Raw data:
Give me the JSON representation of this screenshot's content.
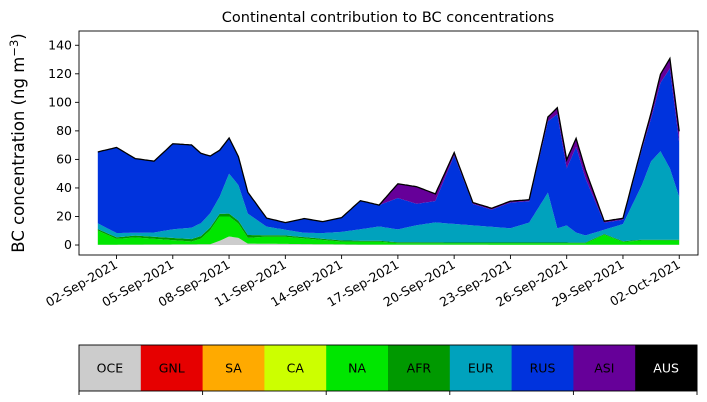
{
  "chart_data": {
    "type": "area",
    "title": "Continental contribution to BC concentrations",
    "ylabel": "BC concentration (ng m",
    "ylabel_sup": "−3",
    "ylabel_close": ")",
    "xlabel": "",
    "xlim": [
      "2021-08-31",
      "2021-10-03"
    ],
    "ylim": [
      -7,
      150
    ],
    "yticks": [
      0,
      20,
      40,
      60,
      80,
      100,
      120,
      140
    ],
    "xticks": [
      {
        "date": "2021-09-02",
        "label": "02-Sep-2021"
      },
      {
        "date": "2021-09-05",
        "label": "05-Sep-2021"
      },
      {
        "date": "2021-09-08",
        "label": "08-Sep-2021"
      },
      {
        "date": "2021-09-11",
        "label": "11-Sep-2021"
      },
      {
        "date": "2021-09-14",
        "label": "14-Sep-2021"
      },
      {
        "date": "2021-09-17",
        "label": "17-Sep-2021"
      },
      {
        "date": "2021-09-20",
        "label": "20-Sep-2021"
      },
      {
        "date": "2021-09-23",
        "label": "23-Sep-2021"
      },
      {
        "date": "2021-09-26",
        "label": "26-Sep-2021"
      },
      {
        "date": "2021-09-29",
        "label": "29-Sep-2021"
      },
      {
        "date": "2021-10-02",
        "label": "02-Oct-2021"
      }
    ],
    "grid": false,
    "legend_position": "colorbar below plot",
    "stack_order": [
      "OCE",
      "GNL",
      "SA",
      "CA",
      "NA",
      "AFR",
      "EUR",
      "RUS",
      "ASI",
      "AUS"
    ],
    "total_line_color": "#000000",
    "series": [
      {
        "name": "OCE",
        "color": "#cccccc",
        "x": [
          "2021-09-01",
          "2021-09-07",
          "2021-09-07T12:00",
          "2021-09-08",
          "2021-09-08T12:00",
          "2021-09-09",
          "2021-09-15",
          "2021-09-30"
        ],
        "values": [
          0.2,
          0.5,
          3,
          6,
          5,
          1,
          0.3,
          0.2
        ]
      },
      {
        "name": "GNL",
        "color": "#e60000",
        "x": [
          "2021-09-01",
          "2021-09-30"
        ],
        "values": [
          0,
          0
        ]
      },
      {
        "name": "SA",
        "color": "#ffaa00",
        "x": [
          "2021-09-01",
          "2021-09-30"
        ],
        "values": [
          0,
          0
        ]
      },
      {
        "name": "CA",
        "color": "#ccff00",
        "x": [
          "2021-09-01",
          "2021-09-30"
        ],
        "values": [
          0,
          0
        ]
      },
      {
        "name": "NA",
        "color": "#00e600",
        "x": [
          "2021-09-01",
          "2021-09-02",
          "2021-09-03",
          "2021-09-04",
          "2021-09-05",
          "2021-09-06",
          "2021-09-06T12:00",
          "2021-09-07",
          "2021-09-07T12:00",
          "2021-09-08",
          "2021-09-08T12:00",
          "2021-09-09",
          "2021-09-10",
          "2021-09-11",
          "2021-09-12",
          "2021-09-13",
          "2021-09-14",
          "2021-09-15",
          "2021-09-16",
          "2021-09-17",
          "2021-09-18",
          "2021-09-19",
          "2021-09-20",
          "2021-09-21",
          "2021-09-22",
          "2021-09-23",
          "2021-09-24",
          "2021-09-25",
          "2021-09-26",
          "2021-09-27",
          "2021-09-28",
          "2021-09-29",
          "2021-09-30"
        ],
        "values": [
          10,
          4,
          5,
          4,
          3,
          2,
          4,
          10,
          17,
          14,
          10,
          4,
          5,
          5,
          4,
          3,
          2,
          2,
          2,
          1,
          1,
          1,
          1,
          1,
          1,
          1,
          1,
          1,
          1,
          1,
          7,
          2,
          3
        ]
      },
      {
        "name": "AFR",
        "color": "#009900",
        "x": [
          "2021-09-01",
          "2021-09-08",
          "2021-09-09",
          "2021-09-10",
          "2021-09-20",
          "2021-09-30"
        ],
        "values": [
          1,
          2,
          2,
          1,
          0.5,
          0.5
        ]
      },
      {
        "name": "EUR",
        "color": "#00a2bd",
        "x": [
          "2021-09-01",
          "2021-09-02",
          "2021-09-03",
          "2021-09-04",
          "2021-09-05",
          "2021-09-06",
          "2021-09-07",
          "2021-09-07T12:00",
          "2021-09-08",
          "2021-09-08T12:00",
          "2021-09-09",
          "2021-09-10",
          "2021-09-11",
          "2021-09-12",
          "2021-09-13",
          "2021-09-14",
          "2021-09-15",
          "2021-09-16",
          "2021-09-17",
          "2021-09-18",
          "2021-09-19",
          "2021-09-20",
          "2021-09-21",
          "2021-09-22",
          "2021-09-23",
          "2021-09-24",
          "2021-09-25",
          "2021-09-25T12:00",
          "2021-09-26",
          "2021-09-26T12:00",
          "2021-09-27",
          "2021-09-28",
          "2021-09-29",
          "2021-09-29T12:00",
          "2021-09-30",
          "2021-09-30T12:00",
          "2021-10-01",
          "2021-10-01T12:00",
          "2021-10-02"
        ],
        "values": [
          4,
          3,
          2,
          3,
          6,
          8,
          10,
          12,
          28,
          25,
          15,
          6,
          4,
          3,
          4,
          6,
          8,
          10,
          9,
          12,
          14,
          13,
          12,
          11,
          10,
          14,
          35,
          10,
          12,
          7,
          5,
          3,
          12,
          25,
          38,
          55,
          62,
          50,
          30
        ]
      },
      {
        "name": "RUS",
        "color": "#0033dd",
        "x": [
          "2021-09-01",
          "2021-09-02",
          "2021-09-03",
          "2021-09-04",
          "2021-09-05",
          "2021-09-06",
          "2021-09-07",
          "2021-09-08",
          "2021-09-09",
          "2021-09-10",
          "2021-09-11",
          "2021-09-12",
          "2021-09-13",
          "2021-09-14",
          "2021-09-15",
          "2021-09-16",
          "2021-09-17",
          "2021-09-18",
          "2021-09-19",
          "2021-09-20",
          "2021-09-21",
          "2021-09-22",
          "2021-09-23",
          "2021-09-24",
          "2021-09-25",
          "2021-09-25T12:00",
          "2021-09-26",
          "2021-09-26T12:00",
          "2021-09-27",
          "2021-09-28",
          "2021-09-29",
          "2021-09-30",
          "2021-09-30T12:00",
          "2021-10-01",
          "2021-10-01T12:00",
          "2021-10-02"
        ],
        "values": [
          50,
          60,
          52,
          50,
          60,
          58,
          40,
          25,
          15,
          6,
          5,
          10,
          8,
          10,
          20,
          15,
          22,
          15,
          15,
          48,
          15,
          12,
          18,
          15,
          50,
          80,
          40,
          60,
          40,
          5,
          3,
          25,
          30,
          48,
          70,
          38
        ]
      },
      {
        "name": "ASI",
        "color": "#660099",
        "x": [
          "2021-09-01",
          "2021-09-16",
          "2021-09-17",
          "2021-09-18",
          "2021-09-19",
          "2021-09-20",
          "2021-09-21",
          "2021-09-24",
          "2021-09-25",
          "2021-09-26",
          "2021-09-27",
          "2021-09-28",
          "2021-09-29",
          "2021-09-30",
          "2021-10-01",
          "2021-10-02"
        ],
        "values": [
          0,
          0,
          10,
          12,
          5,
          2,
          1,
          1,
          3,
          6,
          6,
          1,
          1,
          2,
          6,
          8
        ]
      },
      {
        "name": "AUS",
        "color": "#000000",
        "x": [
          "2021-09-01",
          "2021-09-30"
        ],
        "values": [
          0,
          0
        ]
      }
    ],
    "colorbar": {
      "labels": [
        "OCE",
        "GNL",
        "SA",
        "CA",
        "NA",
        "AFR",
        "EUR",
        "RUS",
        "ASI",
        "AUS"
      ],
      "colors": [
        "#cccccc",
        "#e60000",
        "#ffaa00",
        "#ccff00",
        "#00e600",
        "#009900",
        "#00a2bd",
        "#0033dd",
        "#660099",
        "#000000"
      ],
      "text_colors": [
        "#000000",
        "#000000",
        "#000000",
        "#000000",
        "#000000",
        "#000000",
        "#000000",
        "#000000",
        "#000000",
        "#ffffff"
      ]
    }
  }
}
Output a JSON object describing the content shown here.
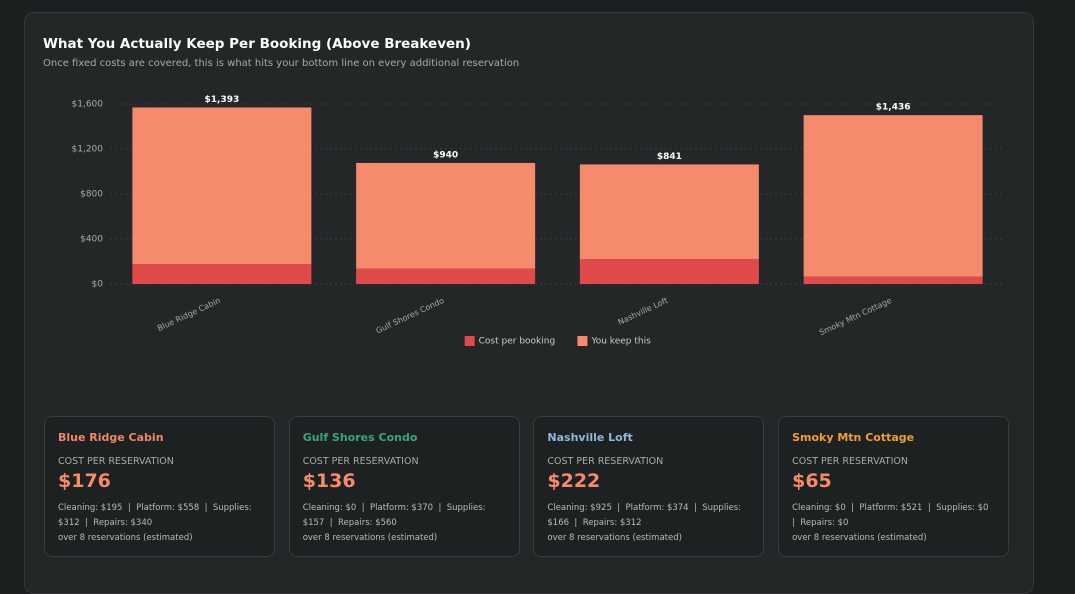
{
  "chart_data": {
    "type": "stacked-bar",
    "title": "What You Actually Keep Per Booking (Above Breakeven)",
    "subtitle": "Once fixed costs are covered, this is what hits your bottom line on every additional reservation",
    "categories": [
      "Blue Ridge Cabin",
      "Gulf Shores Condo",
      "Nashville Loft",
      "Smoky Mtn Cottage"
    ],
    "series": [
      {
        "name": "Cost per booking",
        "color": "#e04a4a",
        "values": [
          176,
          136,
          222,
          65
        ]
      },
      {
        "name": "You keep this",
        "color": "#f58a6c",
        "values": [
          1393,
          940,
          841,
          1436
        ],
        "value_labels": [
          "$1,393",
          "$940",
          "$841",
          "$1,436"
        ]
      }
    ],
    "ylim": [
      0,
      1600
    ],
    "yticks": [
      {
        "value": 0,
        "label": "$0"
      },
      {
        "value": 400,
        "label": "$400"
      },
      {
        "value": 800,
        "label": "$800"
      },
      {
        "value": 1200,
        "label": "$1,200"
      },
      {
        "value": 1600,
        "label": "$1,600"
      }
    ],
    "grid": true,
    "legend": "bottom"
  },
  "cards": [
    {
      "name": "Blue Ridge Cabin",
      "color": "#f0866a",
      "label": "COST PER RESERVATION",
      "amount": "$176",
      "details": "Cleaning: $195  |  Platform: $558  |  Supplies: $312  |  Repairs: $340",
      "note": "over 8 reservations (estimated)"
    },
    {
      "name": "Gulf Shores Condo",
      "color": "#3aa57a",
      "label": "COST PER RESERVATION",
      "amount": "$136",
      "details": "Cleaning: $0  |  Platform: $370  |  Supplies: $157  |  Repairs: $560",
      "note": "over 8 reservations (estimated)"
    },
    {
      "name": "Nashville Loft",
      "color": "#8fb8dc",
      "label": "COST PER RESERVATION",
      "amount": "$222",
      "details": "Cleaning: $925  |  Platform: $374  |  Supplies: $166  |  Repairs: $312",
      "note": "over 8 reservations (estimated)"
    },
    {
      "name": "Smoky Mtn Cottage",
      "color": "#f0a030",
      "label": "COST PER RESERVATION",
      "amount": "$65",
      "details": "Cleaning: $0  |  Platform: $521  |  Supplies: $0  |  Repairs: $0",
      "note": "over 8 reservations (estimated)"
    }
  ]
}
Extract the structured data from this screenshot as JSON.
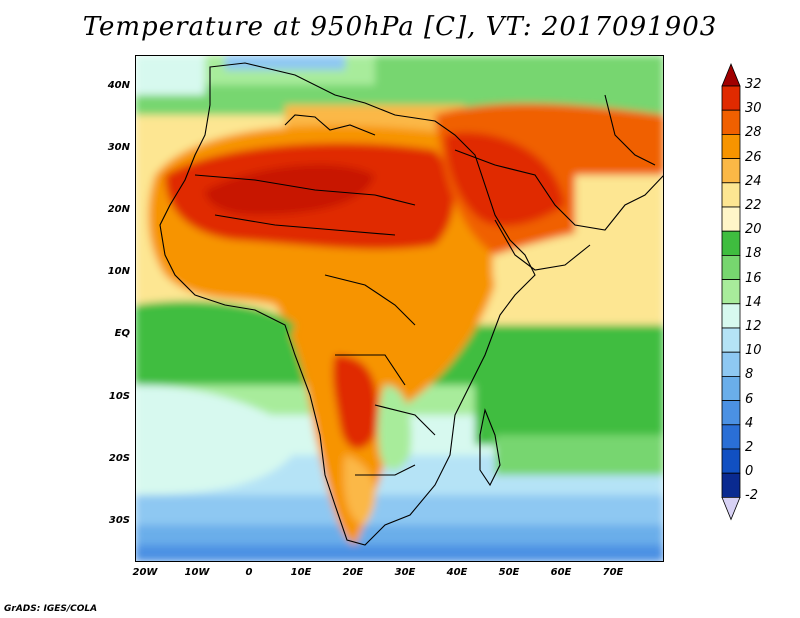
{
  "title": "Temperature at 950hPa [C], VT: 2017091903",
  "footer": "GrADS: IGES/COLA",
  "map": {
    "lat_labels": [
      "40N",
      "30N",
      "20N",
      "10N",
      "EQ",
      "10S",
      "20S",
      "30S"
    ],
    "lon_labels": [
      "20W",
      "10W",
      "0",
      "10E",
      "20E",
      "30E",
      "40E",
      "50E",
      "60E",
      "70E"
    ]
  },
  "colorbar": {
    "levels": [
      "32",
      "30",
      "28",
      "26",
      "24",
      "22",
      "20",
      "18",
      "16",
      "14",
      "12",
      "10",
      "8",
      "6",
      "4",
      "2",
      "0",
      "-2"
    ],
    "colors": [
      "#a00000",
      "#e02a00",
      "#f06000",
      "#f79400",
      "#fbb846",
      "#fde692",
      "#fff6c8",
      "#3fbd3f",
      "#77d66f",
      "#a8ec9b",
      "#d7f9ef",
      "#b5e3f6",
      "#8ec8f2",
      "#6aaeea",
      "#4b91e3",
      "#2a6fd6",
      "#1150c2",
      "#0a2a90",
      "#d8d2f5"
    ],
    "top_arrow_color": "#a00000",
    "bottom_arrow_color": "#d8d2f5"
  }
}
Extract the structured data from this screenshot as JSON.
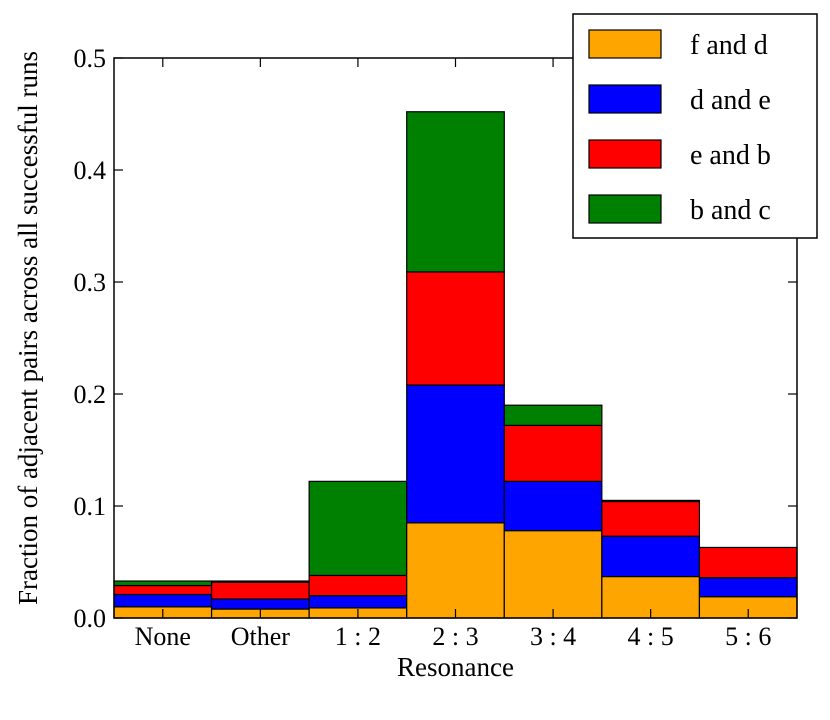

Directions for this task: How many of the lines above include the word "Gulf"? Respond with the number alone.

Correct output: 2